| Your instructions |
Copy every line of the following data that includes the string "ffffff".

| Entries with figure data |
- - -

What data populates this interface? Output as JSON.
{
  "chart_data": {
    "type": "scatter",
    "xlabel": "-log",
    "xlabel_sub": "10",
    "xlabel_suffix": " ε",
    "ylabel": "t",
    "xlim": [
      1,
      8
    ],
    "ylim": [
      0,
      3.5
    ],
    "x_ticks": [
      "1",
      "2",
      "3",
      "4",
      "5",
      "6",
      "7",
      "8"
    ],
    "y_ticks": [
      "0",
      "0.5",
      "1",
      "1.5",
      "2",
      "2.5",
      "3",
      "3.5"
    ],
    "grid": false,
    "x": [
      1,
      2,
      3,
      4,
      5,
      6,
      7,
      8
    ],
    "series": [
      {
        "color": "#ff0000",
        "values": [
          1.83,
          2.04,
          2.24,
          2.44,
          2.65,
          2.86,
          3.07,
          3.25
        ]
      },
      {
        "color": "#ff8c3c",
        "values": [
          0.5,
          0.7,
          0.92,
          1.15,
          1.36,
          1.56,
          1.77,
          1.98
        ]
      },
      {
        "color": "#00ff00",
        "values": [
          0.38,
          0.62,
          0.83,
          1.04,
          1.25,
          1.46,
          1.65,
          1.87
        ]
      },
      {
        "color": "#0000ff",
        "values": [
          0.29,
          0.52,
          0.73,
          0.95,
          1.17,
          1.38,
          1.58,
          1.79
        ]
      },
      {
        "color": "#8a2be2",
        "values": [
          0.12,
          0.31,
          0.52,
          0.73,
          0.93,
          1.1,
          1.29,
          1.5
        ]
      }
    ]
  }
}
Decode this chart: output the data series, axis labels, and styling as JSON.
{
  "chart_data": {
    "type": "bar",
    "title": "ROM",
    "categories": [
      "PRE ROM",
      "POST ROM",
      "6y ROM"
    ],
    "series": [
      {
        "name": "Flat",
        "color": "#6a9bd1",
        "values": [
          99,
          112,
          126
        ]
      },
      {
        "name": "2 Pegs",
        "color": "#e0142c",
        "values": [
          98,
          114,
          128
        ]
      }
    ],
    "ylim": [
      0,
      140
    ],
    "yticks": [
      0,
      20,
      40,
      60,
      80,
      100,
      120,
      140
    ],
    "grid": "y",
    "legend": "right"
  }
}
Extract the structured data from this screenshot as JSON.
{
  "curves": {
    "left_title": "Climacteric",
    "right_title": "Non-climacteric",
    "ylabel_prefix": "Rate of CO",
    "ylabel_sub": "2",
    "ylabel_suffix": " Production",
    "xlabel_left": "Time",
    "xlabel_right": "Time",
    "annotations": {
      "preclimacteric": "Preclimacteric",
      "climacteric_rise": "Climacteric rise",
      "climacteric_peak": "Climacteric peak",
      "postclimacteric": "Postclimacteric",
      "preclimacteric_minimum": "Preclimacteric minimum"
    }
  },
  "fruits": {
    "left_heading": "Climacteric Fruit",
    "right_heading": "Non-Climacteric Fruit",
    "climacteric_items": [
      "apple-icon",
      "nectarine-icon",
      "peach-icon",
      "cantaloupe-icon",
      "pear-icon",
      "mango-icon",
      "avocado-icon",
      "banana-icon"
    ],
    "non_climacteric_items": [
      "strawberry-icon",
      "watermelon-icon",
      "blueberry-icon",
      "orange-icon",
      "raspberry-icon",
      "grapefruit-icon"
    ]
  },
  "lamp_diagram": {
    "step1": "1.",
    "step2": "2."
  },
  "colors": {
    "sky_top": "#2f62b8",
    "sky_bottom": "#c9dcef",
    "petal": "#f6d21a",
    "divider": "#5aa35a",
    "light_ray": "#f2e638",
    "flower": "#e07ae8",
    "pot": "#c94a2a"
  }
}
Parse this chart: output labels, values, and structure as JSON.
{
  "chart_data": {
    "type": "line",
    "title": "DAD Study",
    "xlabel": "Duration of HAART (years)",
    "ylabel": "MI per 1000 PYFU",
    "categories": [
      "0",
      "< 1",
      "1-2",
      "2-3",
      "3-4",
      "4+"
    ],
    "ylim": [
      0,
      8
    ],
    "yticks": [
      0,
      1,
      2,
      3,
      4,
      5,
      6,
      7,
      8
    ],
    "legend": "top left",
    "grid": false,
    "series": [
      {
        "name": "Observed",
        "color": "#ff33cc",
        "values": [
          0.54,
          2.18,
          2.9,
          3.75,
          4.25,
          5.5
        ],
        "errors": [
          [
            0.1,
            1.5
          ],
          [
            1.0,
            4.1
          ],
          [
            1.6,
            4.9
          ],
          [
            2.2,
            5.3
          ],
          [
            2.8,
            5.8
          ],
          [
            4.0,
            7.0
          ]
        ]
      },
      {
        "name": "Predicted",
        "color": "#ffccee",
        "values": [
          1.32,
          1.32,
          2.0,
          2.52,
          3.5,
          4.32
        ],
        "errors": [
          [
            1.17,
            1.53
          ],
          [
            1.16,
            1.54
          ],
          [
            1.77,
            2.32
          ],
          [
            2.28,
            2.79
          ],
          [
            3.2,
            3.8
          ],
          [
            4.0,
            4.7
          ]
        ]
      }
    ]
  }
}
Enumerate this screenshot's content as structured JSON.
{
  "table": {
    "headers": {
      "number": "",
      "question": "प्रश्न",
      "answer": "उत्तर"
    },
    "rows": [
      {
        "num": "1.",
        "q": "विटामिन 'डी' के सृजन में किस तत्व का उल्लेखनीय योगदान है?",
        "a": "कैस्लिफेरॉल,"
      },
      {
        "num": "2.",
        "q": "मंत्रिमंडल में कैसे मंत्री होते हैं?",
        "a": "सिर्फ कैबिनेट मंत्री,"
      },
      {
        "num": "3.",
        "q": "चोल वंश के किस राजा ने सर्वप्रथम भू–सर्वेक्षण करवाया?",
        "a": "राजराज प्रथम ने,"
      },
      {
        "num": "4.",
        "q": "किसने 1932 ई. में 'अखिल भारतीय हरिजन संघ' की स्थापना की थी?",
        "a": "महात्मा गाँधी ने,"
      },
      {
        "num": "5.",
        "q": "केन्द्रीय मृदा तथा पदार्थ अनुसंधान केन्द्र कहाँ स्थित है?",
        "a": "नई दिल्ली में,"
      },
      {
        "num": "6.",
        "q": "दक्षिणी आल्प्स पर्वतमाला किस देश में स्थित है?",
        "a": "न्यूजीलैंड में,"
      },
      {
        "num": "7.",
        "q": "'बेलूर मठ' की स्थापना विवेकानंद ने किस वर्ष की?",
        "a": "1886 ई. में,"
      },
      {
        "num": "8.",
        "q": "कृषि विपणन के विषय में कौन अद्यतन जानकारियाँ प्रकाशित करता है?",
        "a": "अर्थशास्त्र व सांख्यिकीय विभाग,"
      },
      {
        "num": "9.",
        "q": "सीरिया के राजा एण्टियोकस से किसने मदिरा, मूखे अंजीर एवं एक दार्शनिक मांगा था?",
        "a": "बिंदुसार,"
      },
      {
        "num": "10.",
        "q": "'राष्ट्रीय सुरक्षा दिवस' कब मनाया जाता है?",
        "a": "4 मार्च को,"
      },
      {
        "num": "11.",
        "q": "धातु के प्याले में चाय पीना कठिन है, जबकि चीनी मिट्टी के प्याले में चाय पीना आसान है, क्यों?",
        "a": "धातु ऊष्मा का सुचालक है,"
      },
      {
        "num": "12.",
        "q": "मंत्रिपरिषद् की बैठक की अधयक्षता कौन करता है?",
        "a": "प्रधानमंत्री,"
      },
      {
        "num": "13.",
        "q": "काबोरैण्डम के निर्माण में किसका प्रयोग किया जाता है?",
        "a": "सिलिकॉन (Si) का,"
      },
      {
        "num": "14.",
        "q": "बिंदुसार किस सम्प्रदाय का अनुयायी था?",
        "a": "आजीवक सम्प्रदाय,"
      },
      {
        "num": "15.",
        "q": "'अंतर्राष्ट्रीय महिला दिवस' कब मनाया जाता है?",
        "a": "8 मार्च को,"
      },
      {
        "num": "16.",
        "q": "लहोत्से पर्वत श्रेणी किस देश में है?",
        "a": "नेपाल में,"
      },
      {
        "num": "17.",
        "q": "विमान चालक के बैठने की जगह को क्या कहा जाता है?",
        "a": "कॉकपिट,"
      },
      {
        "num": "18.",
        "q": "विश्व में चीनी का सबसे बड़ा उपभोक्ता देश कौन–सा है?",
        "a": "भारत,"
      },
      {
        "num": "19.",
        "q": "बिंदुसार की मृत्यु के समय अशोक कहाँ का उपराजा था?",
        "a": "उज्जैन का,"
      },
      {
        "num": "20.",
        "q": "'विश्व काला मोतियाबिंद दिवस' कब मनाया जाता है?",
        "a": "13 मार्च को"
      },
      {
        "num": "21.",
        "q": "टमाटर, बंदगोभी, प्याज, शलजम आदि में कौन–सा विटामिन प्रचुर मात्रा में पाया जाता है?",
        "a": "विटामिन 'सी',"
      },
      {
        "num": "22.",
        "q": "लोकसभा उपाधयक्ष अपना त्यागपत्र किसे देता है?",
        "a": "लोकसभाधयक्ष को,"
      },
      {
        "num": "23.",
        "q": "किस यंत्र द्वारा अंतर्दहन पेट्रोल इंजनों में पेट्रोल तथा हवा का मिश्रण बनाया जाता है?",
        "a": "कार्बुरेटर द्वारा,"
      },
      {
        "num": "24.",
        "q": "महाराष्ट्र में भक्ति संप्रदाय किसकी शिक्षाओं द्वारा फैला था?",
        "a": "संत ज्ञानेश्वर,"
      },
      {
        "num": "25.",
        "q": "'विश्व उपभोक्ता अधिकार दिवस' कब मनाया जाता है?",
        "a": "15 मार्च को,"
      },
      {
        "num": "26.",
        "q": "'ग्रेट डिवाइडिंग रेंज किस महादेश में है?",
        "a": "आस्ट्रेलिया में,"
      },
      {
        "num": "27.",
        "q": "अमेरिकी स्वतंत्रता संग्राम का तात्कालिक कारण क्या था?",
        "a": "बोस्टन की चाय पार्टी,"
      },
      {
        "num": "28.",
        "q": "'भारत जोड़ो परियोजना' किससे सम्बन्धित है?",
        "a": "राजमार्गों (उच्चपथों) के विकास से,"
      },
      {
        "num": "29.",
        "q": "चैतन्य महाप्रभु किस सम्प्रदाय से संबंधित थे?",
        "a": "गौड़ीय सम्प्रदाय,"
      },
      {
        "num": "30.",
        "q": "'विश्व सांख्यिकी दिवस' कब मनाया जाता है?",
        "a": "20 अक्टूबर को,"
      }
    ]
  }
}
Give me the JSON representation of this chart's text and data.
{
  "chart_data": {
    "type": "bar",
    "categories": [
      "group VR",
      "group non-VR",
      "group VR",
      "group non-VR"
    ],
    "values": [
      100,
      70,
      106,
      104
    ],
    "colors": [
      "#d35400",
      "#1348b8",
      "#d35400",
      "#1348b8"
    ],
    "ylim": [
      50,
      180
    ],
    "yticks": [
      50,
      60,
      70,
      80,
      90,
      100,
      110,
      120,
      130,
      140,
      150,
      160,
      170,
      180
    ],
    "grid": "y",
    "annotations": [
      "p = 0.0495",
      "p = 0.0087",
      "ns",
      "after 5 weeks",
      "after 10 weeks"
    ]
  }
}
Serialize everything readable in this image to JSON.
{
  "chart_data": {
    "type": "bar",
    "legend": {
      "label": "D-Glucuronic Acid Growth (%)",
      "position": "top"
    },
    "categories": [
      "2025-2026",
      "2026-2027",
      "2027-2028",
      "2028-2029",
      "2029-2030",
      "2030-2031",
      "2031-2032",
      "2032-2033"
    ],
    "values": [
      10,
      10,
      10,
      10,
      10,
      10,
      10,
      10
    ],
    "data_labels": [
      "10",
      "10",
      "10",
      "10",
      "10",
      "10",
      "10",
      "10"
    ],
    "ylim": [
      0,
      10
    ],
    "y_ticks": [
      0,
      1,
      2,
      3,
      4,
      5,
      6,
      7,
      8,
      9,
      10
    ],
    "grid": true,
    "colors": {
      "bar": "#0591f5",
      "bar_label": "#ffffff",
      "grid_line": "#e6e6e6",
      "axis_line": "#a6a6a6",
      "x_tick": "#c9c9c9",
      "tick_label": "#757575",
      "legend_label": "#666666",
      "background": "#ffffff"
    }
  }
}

- - -

| Completed task |
      "bar_label": "#ffffff",
      "background": "#ffffff"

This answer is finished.